━━ Data for the task ━━

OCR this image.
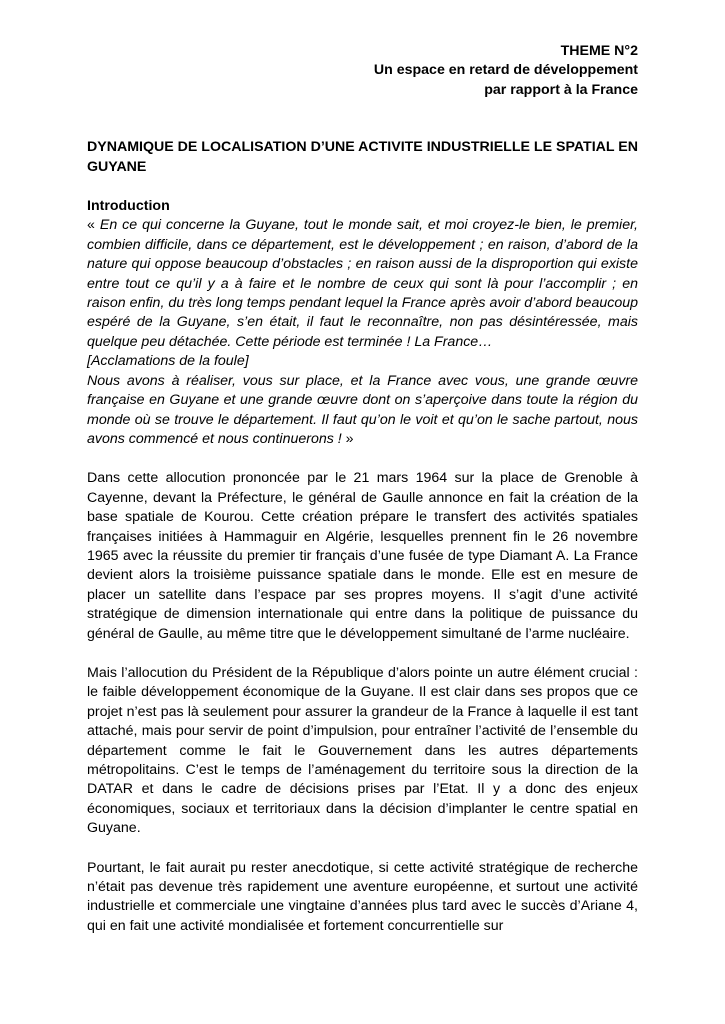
THEME N°2
Un espace en retard de développement
par rapport à la France
DYNAMIQUE DE LOCALISATION D’UNE ACTIVITE INDUSTRIELLE LE SPATIAL EN GUYANE
Introduction
« En ce qui concerne la Guyane, tout le monde sait, et moi croyez-le bien, le premier, combien difficile, dans ce département, est le développement ; en raison, d’abord de la nature qui oppose beaucoup d’obstacles ; en raison aussi de la disproportion qui existe entre tout ce qu’il y a à faire et le nombre de ceux qui sont là pour l’accomplir ; en raison enfin, du très long temps pendant lequel la France après avoir d’abord beaucoup espéré de la Guyane, s’en était, il faut le reconnaître, non pas désintéressée, mais quelque peu détachée. Cette période est terminée ! La France…
[Acclamations de la foule]
Nous avons à réaliser, vous sur place, et la France avec vous, une grande œuvre française en Guyane et une grande œuvre dont on s’aperçoive dans toute la région du monde où se trouve le département. Il faut qu’on le voit et qu’on le sache partout, nous avons commencé et nous continuerons ! »

Dans cette allocution prononcée par le 21 mars 1964 sur la place de Grenoble à Cayenne, devant la Préfecture, le général de Gaulle annonce en fait la création de la base spatiale de Kourou. Cette création prépare le transfert des activités spatiales françaises initiées à Hammaguir en Algérie, lesquelles prennent fin le 26 novembre 1965 avec la réussite du premier tir français d’une fusée de type Diamant A. La France devient alors la troisième puissance spatiale dans le monde. Elle est en mesure de placer un satellite dans l’espace par ses propres moyens. Il s’agit d’une activité stratégique de dimension internationale qui entre dans la politique de puissance du général de Gaulle, au même titre que le développement simultané de l’arme nucléaire.

Mais l’allocution du Président de la République d’alors pointe un autre élément crucial : le faible développement économique de la Guyane. Il est clair dans ses propos que ce projet n’est pas là seulement pour assurer la grandeur de la France à laquelle il est tant attaché, mais pour servir de point d’impulsion, pour entraîner l’activité de l’ensemble du département comme le fait le Gouvernement dans les autres départements métropolitains. C’est le temps de l’aménagement du territoire sous la direction de la DATAR et dans le cadre de décisions prises par l’Etat. Il y a donc des enjeux économiques, sociaux et territoriaux dans la décision d’implanter le centre spatial en Guyane.

Pourtant, le fait aurait pu rester anecdotique, si cette activité stratégique de recherche n’était pas devenue très rapidement une aventure européenne, et surtout une activité industrielle et commerciale une vingtaine d’années plus tard avec le succès d’Ariane 4, qui en fait une activité mondialisée et fortement concurrentielle sur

━━━

Count the lines of the data that include the string "espace", and give only that number.

## Response to this exercise:
2